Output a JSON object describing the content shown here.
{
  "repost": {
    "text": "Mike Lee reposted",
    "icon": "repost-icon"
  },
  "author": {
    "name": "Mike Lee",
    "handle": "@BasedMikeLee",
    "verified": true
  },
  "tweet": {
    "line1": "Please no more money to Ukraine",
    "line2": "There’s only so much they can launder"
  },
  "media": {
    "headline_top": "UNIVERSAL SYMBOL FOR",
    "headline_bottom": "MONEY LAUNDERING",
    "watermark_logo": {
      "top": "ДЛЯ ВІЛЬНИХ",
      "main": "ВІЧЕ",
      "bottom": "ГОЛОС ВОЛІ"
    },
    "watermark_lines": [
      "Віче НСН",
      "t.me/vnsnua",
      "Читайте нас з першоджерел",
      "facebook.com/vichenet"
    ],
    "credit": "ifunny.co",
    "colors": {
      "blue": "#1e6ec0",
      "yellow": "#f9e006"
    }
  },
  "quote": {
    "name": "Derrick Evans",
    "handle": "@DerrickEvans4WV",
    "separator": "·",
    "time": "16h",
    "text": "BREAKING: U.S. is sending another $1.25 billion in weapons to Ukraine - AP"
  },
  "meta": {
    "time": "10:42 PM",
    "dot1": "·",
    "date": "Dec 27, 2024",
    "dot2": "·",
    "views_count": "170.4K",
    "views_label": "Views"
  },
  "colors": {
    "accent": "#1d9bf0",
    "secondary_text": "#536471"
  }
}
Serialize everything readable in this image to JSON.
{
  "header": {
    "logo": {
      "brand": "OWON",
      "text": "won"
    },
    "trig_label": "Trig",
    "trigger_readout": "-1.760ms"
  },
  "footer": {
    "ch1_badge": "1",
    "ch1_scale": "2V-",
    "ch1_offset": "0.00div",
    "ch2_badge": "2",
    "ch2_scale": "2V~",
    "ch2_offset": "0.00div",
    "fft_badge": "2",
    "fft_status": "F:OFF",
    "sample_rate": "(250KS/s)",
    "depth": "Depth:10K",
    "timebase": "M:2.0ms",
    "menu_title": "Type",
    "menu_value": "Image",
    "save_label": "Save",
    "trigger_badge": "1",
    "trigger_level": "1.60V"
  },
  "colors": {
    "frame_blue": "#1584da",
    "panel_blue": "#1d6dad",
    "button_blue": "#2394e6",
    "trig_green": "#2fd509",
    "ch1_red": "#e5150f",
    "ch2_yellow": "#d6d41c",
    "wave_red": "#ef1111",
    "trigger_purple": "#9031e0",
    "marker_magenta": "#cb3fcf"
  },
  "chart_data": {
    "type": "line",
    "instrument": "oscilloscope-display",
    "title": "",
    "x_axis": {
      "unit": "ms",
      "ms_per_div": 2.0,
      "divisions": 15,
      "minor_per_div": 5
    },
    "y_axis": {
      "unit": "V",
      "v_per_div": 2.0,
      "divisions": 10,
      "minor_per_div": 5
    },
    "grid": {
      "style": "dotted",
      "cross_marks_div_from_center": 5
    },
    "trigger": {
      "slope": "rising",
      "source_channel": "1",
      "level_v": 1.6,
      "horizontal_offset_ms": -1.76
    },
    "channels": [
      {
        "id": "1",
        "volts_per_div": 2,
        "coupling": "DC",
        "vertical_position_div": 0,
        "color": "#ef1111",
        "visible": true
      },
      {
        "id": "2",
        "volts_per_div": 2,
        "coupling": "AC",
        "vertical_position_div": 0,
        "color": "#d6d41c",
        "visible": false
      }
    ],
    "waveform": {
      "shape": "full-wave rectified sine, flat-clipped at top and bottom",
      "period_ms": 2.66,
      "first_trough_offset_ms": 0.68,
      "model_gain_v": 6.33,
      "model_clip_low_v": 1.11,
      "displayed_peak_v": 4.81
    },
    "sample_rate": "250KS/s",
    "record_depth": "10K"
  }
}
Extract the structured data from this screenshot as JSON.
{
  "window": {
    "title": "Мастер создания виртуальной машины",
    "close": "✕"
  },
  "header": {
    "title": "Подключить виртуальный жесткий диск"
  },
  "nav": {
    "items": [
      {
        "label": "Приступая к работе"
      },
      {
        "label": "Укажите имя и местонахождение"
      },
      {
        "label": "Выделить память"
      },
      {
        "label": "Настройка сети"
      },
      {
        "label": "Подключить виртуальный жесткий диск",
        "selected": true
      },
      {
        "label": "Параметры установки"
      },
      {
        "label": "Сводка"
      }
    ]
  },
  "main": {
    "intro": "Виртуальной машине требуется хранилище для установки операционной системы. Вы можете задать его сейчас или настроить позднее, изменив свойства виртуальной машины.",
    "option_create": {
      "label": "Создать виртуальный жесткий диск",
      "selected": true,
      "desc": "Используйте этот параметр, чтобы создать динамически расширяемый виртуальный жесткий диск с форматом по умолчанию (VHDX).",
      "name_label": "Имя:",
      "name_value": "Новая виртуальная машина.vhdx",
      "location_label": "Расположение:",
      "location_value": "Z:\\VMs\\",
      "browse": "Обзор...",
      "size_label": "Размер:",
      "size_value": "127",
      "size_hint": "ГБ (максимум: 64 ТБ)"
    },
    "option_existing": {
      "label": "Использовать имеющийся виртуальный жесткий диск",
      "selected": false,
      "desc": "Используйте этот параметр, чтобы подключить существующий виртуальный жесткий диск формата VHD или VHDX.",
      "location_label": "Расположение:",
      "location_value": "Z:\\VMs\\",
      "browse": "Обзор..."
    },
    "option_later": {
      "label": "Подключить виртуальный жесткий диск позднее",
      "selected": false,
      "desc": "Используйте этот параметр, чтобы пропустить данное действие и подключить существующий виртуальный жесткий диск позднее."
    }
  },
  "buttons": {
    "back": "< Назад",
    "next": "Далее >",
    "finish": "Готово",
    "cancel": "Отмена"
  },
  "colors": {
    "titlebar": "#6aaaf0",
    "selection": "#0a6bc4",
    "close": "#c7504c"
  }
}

- - -

▶ [WHAT IS REQUIRED]
Transcribe all the entries, keeping each one exactly as it is.

▶ [FINISHED ANSWER]
Output a JSON object describing the content shown here.
{
  "repost": {
    "text": "Mike Lee reposted",
    "icon": "repost-icon"
  },
  "author": {
    "name": "Mike Lee",
    "handle": "@BasedMikeLee",
    "verified": true
  },
  "tweet": {
    "line1": "Please no more money to Ukraine",
    "line2": "There’s only so much they can launder"
  },
  "media": {
    "headline_top": "UNIVERSAL SYMBOL FOR",
    "headline_bottom": "MONEY LAUNDERING",
    "watermark_logo": {
      "top": "ДЛЯ ВІЛЬНИХ",
      "main": "ВІЧЕ",
      "bottom": "ГОЛОС ВОЛІ"
    },
    "watermark_lines": [
      "Віче НСН",
      "t.me/vnsnua",
      "Читайте нас з першоджерел",
      "facebook.com/vichenet"
    ],
    "credit": "ifunny.co",
    "colors": {
      "blue": "#1e6ec0",
      "yellow": "#f9e006"
    }
  },
  "quote": {
    "name": "Derrick Evans",
    "handle": "@DerrickEvans4WV",
    "separator": "·",
    "time": "16h",
    "text": "BREAKING: U.S. is sending another $1.25 billion in weapons to Ukraine - AP"
  },
  "meta": {
    "time": "10:42 PM",
    "dot1": "·",
    "date": "Dec 27, 2024",
    "dot2": "·",
    "views_count": "170.4K",
    "views_label": "Views"
  },
  "colors": {
    "accent": "#1d9bf0",
    "secondary_text": "#536471"
  }
}
Serialize everything readable in this image to JSON.
{
  "header": {
    "logo": {
      "brand": "OWON",
      "text": "won"
    },
    "trig_label": "Trig",
    "trigger_readout": "-1.760ms"
  },
  "footer": {
    "ch1_badge": "1",
    "ch1_scale": "2V-",
    "ch1_offset": "0.00div",
    "ch2_badge": "2",
    "ch2_scale": "2V~",
    "ch2_offset": "0.00div",
    "fft_badge": "2",
    "fft_status": "F:OFF",
    "sample_rate": "(250KS/s)",
    "depth": "Depth:10K",
    "timebase": "M:2.0ms",
    "menu_title": "Type",
    "menu_value": "Image",
    "save_label": "Save",
    "trigger_badge": "1",
    "trigger_level": "1.60V"
  },
  "colors": {
    "frame_blue": "#1584da",
    "panel_blue": "#1d6dad",
    "button_blue": "#2394e6",
    "trig_green": "#2fd509",
    "ch1_red": "#e5150f",
    "ch2_yellow": "#d6d41c",
    "wave_red": "#ef1111",
    "trigger_purple": "#9031e0",
    "marker_magenta": "#cb3fcf"
  },
  "chart_data": {
    "type": "line",
    "instrument": "oscilloscope-display",
    "title": "",
    "x_axis": {
      "unit": "ms",
      "ms_per_div": 2.0,
      "divisions": 15,
      "minor_per_div": 5
    },
    "y_axis": {
      "unit": "V",
      "v_per_div": 2.0,
      "divisions": 10,
      "minor_per_div": 5
    },
    "grid": {
      "style": "dotted",
      "cross_marks_div_from_center": 5
    },
    "trigger": {
      "slope": "rising",
      "source_channel": "1",
      "level_v": 1.6,
      "horizontal_offset_ms": -1.76
    },
    "channels": [
      {
        "id": "1",
        "volts_per_div": 2,
        "coupling": "DC",
        "vertical_position_div": 0,
        "color": "#ef1111",
        "visible": true
      },
      {
        "id": "2",
        "volts_per_div": 2,
        "coupling": "AC",
        "vertical_position_div": 0,
        "color": "#d6d41c",
        "visible": false
      }
    ],
    "waveform": {
      "shape": "full-wave rectified sine, flat-clipped at top and bottom",
      "period_ms": 2.66,
      "first_trough_offset_ms": 0.68,
      "model_gain_v": 6.33,
      "model_clip_low_v": 1.11,
      "displayed_peak_v": 4.81
    },
    "sample_rate": "250KS/s",
    "record_depth": "10K"
  }
}
Extract the structured data from this screenshot as JSON.
{
  "window": {
    "title": "Мастер создания виртуальной машины",
    "close": "✕"
  },
  "header": {
    "title": "Подключить виртуальный жесткий диск"
  },
  "nav": {
    "items": [
      {
        "label": "Приступая к работе"
      },
      {
        "label": "Укажите имя и местонахождение"
      },
      {
        "label": "Выделить память"
      },
      {
        "label": "Настройка сети"
      },
      {
        "label": "Подключить виртуальный жесткий диск",
        "selected": true
      },
      {
        "label": "Параметры установки"
      },
      {
        "label": "Сводка"
      }
    ]
  },
  "main": {
    "intro": "Виртуальной машине требуется хранилище для установки операционной системы. Вы можете задать его сейчас или настроить позднее, изменив свойства виртуальной машины.",
    "option_create": {
      "label": "Создать виртуальный жесткий диск",
      "selected": true,
      "desc": "Используйте этот параметр, чтобы создать динамически расширяемый виртуальный жесткий диск с форматом по умолчанию (VHDX).",
      "name_label": "Имя:",
      "name_value": "Новая виртуальная машина.vhdx",
      "location_label": "Расположение:",
      "location_value": "Z:\\VMs\\",
      "browse": "Обзор...",
      "size_label": "Размер:",
      "size_value": "127",
      "size_hint": "ГБ (максимум: 64 ТБ)"
    },
    "option_existing": {
      "label": "Использовать имеющийся виртуальный жесткий диск",
      "selected": false,
      "desc": "Используйте этот параметр, чтобы подключить существующий виртуальный жесткий диск формата VHD или VHDX.",
      "location_label": "Расположение:",
      "location_value": "Z:\\VMs\\",
      "browse": "Обзор..."
    },
    "option_later": {
      "label": "Подключить виртуальный жесткий диск позднее",
      "selected": false,
      "desc": "Используйте этот параметр, чтобы пропустить данное действие и подключить существующий виртуальный жесткий диск позднее."
    }
  },
  "buttons": {
    "back": "< Назад",
    "next": "Далее >",
    "finish": "Готово",
    "cancel": "Отмена"
  },
  "colors": {
    "titlebar": "#6aaaf0",
    "selection": "#0a6bc4",
    "close": "#c7504c"
  }
}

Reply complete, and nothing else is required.